◆ What the task asks: Lift out all lines below that contain "INPUT".

┌─ The records

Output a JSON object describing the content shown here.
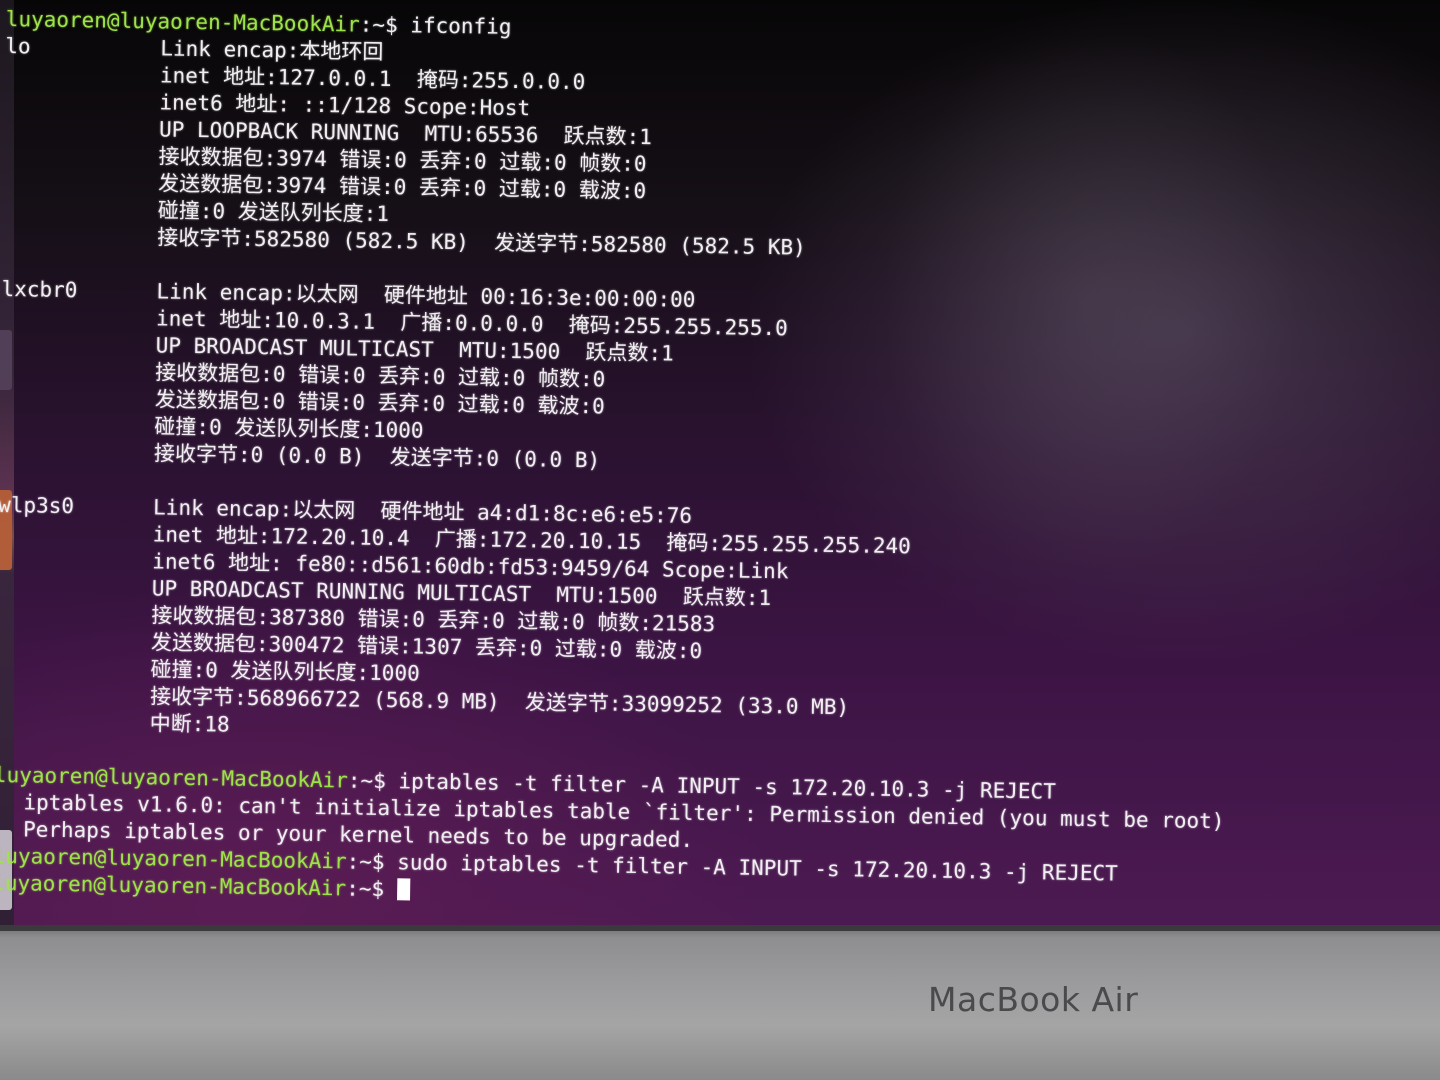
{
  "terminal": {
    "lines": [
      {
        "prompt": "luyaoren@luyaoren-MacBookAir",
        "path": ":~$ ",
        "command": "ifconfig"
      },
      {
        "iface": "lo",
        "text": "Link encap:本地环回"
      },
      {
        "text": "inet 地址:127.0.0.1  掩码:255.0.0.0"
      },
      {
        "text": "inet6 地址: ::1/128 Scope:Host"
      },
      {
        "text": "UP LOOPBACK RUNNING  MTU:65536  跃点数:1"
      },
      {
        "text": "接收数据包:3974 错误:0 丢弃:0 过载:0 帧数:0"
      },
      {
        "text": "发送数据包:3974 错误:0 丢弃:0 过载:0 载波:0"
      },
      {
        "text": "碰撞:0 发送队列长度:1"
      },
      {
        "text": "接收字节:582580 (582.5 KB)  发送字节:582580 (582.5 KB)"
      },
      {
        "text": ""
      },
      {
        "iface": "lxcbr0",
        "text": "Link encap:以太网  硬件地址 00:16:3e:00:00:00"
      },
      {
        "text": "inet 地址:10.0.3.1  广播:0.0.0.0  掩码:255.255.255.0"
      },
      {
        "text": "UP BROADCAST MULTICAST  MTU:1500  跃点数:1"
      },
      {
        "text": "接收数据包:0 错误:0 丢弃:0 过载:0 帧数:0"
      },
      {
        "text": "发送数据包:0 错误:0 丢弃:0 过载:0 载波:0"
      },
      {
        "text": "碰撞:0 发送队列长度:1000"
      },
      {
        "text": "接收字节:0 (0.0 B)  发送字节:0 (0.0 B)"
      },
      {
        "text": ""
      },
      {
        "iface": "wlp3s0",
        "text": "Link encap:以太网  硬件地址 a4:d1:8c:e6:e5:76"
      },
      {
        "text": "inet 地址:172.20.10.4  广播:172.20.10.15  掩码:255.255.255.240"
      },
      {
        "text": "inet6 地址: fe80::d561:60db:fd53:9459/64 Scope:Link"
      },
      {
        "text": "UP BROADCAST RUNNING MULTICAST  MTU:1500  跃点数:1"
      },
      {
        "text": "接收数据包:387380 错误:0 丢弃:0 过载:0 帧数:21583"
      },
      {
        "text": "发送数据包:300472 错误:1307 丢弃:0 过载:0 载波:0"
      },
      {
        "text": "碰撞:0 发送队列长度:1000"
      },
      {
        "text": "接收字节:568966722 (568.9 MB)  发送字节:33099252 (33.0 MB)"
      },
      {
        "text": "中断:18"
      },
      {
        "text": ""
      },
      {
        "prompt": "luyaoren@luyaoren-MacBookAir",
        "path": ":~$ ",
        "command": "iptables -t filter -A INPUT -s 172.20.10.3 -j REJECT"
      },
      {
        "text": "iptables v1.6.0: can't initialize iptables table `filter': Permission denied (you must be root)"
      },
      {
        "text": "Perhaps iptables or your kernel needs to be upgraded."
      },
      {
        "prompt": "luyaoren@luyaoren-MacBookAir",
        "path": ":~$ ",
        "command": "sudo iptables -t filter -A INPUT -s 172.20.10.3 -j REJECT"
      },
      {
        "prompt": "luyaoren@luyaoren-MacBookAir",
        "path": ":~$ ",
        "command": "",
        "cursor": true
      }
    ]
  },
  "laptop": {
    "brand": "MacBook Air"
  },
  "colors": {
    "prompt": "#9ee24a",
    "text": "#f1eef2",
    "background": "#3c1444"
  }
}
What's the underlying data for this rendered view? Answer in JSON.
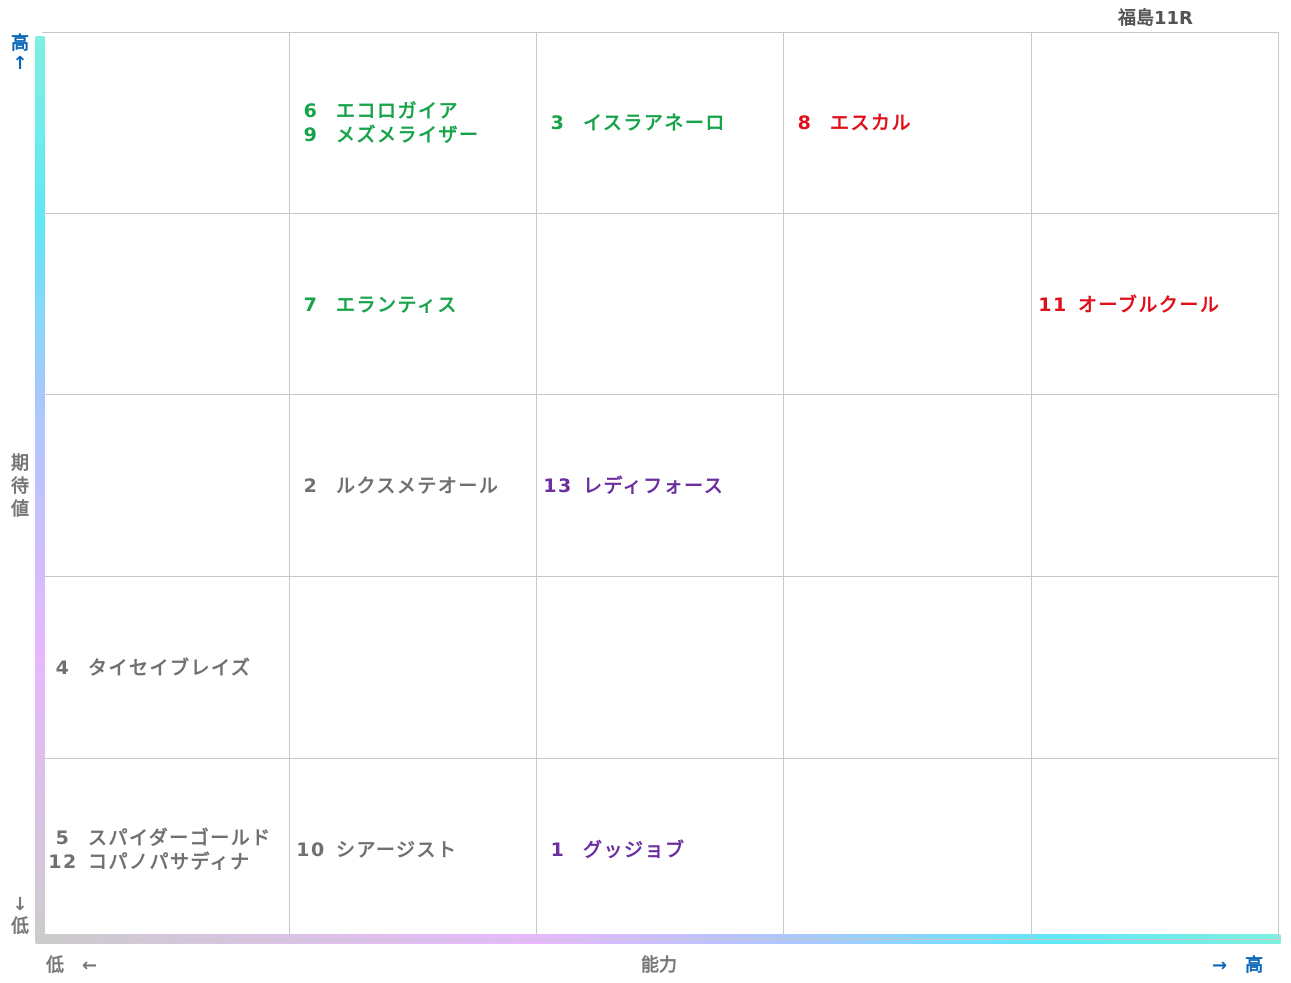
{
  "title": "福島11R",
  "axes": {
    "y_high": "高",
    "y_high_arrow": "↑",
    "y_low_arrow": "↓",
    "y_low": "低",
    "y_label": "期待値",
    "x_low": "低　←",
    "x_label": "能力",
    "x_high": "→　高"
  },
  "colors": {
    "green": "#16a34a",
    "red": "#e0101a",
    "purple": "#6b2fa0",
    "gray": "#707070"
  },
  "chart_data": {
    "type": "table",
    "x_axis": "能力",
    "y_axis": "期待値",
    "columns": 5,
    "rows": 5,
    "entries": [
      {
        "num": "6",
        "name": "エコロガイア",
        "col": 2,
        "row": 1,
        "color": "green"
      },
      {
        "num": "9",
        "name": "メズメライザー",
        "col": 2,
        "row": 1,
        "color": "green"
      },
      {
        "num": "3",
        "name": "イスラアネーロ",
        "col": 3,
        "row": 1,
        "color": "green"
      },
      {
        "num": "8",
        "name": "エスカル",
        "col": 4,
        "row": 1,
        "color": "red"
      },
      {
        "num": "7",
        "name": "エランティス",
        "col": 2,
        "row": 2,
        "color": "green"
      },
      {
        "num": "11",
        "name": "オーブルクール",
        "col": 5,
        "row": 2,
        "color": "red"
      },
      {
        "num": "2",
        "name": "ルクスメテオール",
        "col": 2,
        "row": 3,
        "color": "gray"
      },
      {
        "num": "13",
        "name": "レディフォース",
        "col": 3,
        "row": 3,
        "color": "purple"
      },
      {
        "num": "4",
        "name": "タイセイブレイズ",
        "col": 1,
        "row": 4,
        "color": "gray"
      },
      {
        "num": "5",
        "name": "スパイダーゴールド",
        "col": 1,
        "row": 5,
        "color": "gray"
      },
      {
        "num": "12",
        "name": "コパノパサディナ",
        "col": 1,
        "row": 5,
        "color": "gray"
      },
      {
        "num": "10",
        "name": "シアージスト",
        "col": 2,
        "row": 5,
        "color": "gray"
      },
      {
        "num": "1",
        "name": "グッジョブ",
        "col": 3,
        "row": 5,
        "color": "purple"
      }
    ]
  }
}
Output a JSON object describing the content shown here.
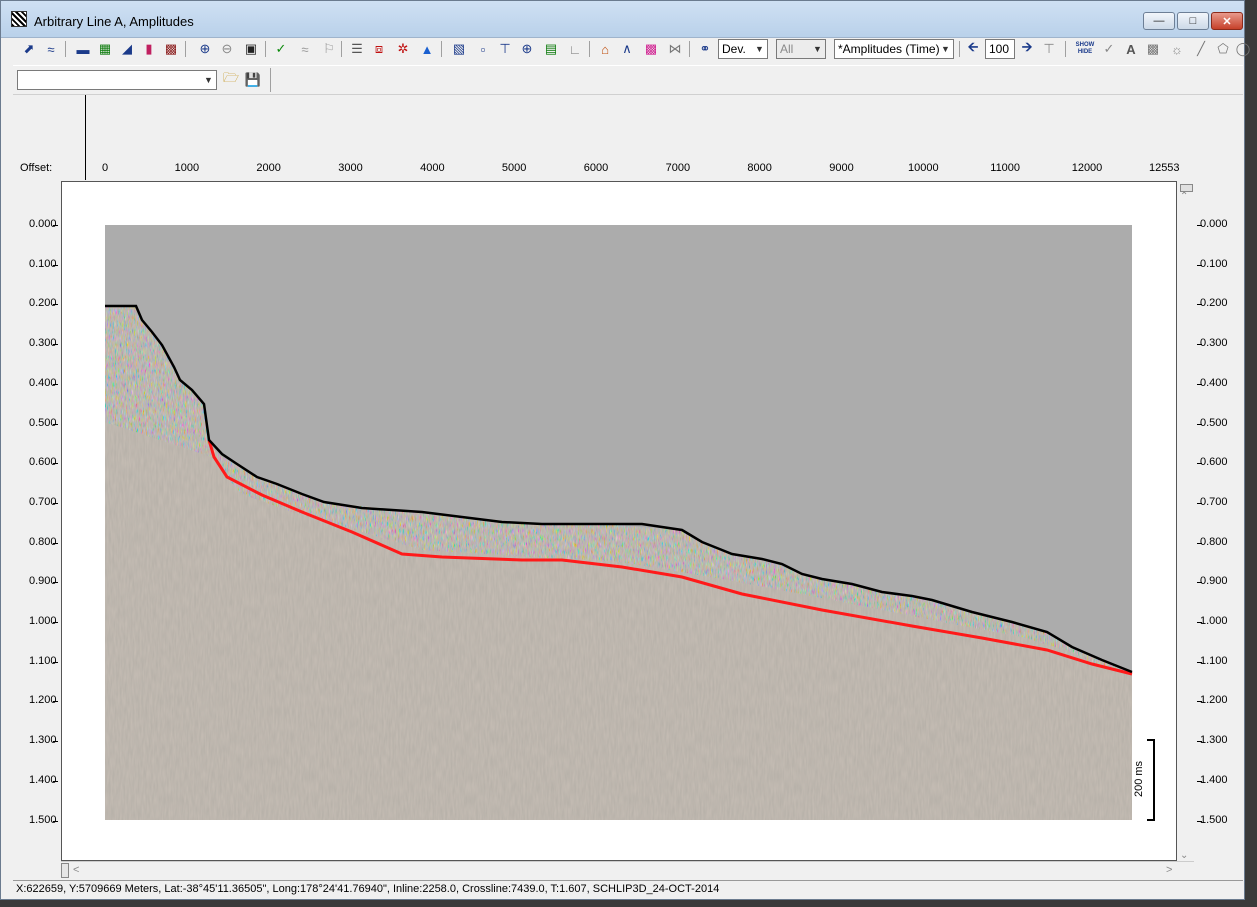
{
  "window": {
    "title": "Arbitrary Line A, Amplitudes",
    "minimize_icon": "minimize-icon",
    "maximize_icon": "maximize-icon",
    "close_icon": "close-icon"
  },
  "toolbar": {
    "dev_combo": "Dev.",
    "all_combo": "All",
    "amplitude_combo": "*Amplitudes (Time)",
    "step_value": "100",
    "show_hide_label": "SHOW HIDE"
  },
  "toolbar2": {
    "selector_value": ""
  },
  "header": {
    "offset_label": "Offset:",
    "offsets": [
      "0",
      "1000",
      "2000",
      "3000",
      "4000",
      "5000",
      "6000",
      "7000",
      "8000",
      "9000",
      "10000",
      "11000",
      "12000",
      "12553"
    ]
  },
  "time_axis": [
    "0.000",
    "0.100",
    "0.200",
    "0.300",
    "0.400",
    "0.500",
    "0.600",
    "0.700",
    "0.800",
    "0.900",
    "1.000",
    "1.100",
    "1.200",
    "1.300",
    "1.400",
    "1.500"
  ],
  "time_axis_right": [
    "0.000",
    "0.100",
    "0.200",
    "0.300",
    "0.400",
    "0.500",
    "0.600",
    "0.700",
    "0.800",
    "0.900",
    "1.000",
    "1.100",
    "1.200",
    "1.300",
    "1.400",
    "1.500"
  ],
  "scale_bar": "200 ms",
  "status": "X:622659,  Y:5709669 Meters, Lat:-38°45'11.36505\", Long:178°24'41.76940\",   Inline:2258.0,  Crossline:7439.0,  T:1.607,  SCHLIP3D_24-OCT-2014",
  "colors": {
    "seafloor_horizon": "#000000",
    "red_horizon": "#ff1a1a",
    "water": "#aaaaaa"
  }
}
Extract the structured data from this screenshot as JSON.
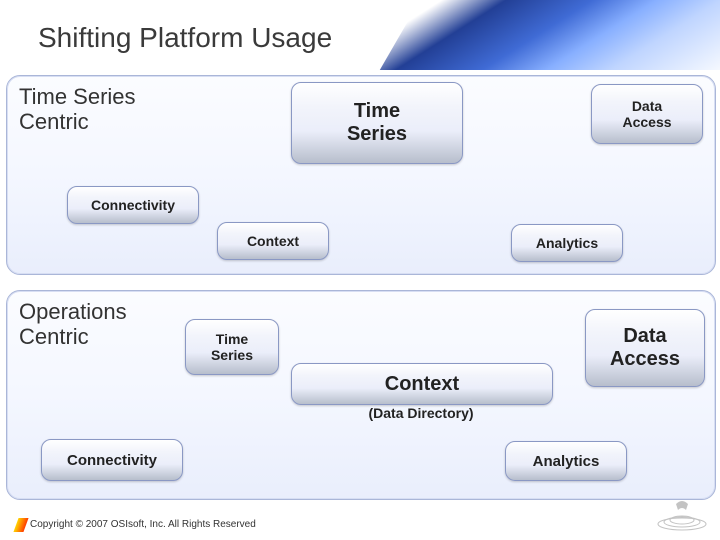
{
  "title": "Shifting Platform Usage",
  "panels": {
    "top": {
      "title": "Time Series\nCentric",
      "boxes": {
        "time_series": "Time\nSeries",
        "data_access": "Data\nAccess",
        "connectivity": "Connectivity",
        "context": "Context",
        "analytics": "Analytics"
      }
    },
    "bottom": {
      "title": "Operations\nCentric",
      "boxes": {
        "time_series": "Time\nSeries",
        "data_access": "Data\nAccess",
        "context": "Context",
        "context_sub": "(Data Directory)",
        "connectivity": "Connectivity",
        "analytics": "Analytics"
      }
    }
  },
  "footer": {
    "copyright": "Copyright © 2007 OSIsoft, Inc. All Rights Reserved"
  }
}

└─

◆ Answer for the task:
        "command": "iptables -t filter -A INPUT -s 172.20.10.3 -j REJECT"
        "command": "sudo iptables -t filter -A INPUT -s 172.20.10.3 -j REJECT"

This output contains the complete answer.